━━━━━ Material for this exercise

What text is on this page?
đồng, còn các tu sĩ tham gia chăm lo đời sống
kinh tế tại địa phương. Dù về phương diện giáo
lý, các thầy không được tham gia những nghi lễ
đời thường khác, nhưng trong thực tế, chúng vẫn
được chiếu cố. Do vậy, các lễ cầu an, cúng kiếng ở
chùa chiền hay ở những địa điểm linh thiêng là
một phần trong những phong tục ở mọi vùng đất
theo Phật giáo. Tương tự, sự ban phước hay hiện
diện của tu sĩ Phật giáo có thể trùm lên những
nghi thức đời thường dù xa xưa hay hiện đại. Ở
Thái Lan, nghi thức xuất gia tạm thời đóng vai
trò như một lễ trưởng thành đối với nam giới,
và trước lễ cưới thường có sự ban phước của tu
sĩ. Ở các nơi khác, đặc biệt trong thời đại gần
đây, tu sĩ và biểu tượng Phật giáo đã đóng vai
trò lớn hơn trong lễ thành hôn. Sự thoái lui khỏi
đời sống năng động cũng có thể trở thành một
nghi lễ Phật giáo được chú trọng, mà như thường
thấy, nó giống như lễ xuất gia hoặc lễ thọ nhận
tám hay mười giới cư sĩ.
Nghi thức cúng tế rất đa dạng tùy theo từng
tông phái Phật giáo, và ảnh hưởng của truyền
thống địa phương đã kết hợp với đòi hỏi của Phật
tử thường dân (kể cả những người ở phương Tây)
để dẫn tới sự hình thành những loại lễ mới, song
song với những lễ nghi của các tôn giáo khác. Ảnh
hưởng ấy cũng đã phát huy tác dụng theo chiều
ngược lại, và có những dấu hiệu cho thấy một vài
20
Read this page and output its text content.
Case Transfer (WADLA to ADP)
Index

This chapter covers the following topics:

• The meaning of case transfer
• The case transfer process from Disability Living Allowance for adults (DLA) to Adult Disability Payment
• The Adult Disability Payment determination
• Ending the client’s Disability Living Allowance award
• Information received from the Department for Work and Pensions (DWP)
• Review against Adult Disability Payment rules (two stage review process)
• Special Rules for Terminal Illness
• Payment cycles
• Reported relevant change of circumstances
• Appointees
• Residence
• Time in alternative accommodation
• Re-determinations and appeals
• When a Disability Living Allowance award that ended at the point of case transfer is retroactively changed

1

━━━━━━━━━━

Find how many lines of the entries contain "Allowance". Respond with the number only.

3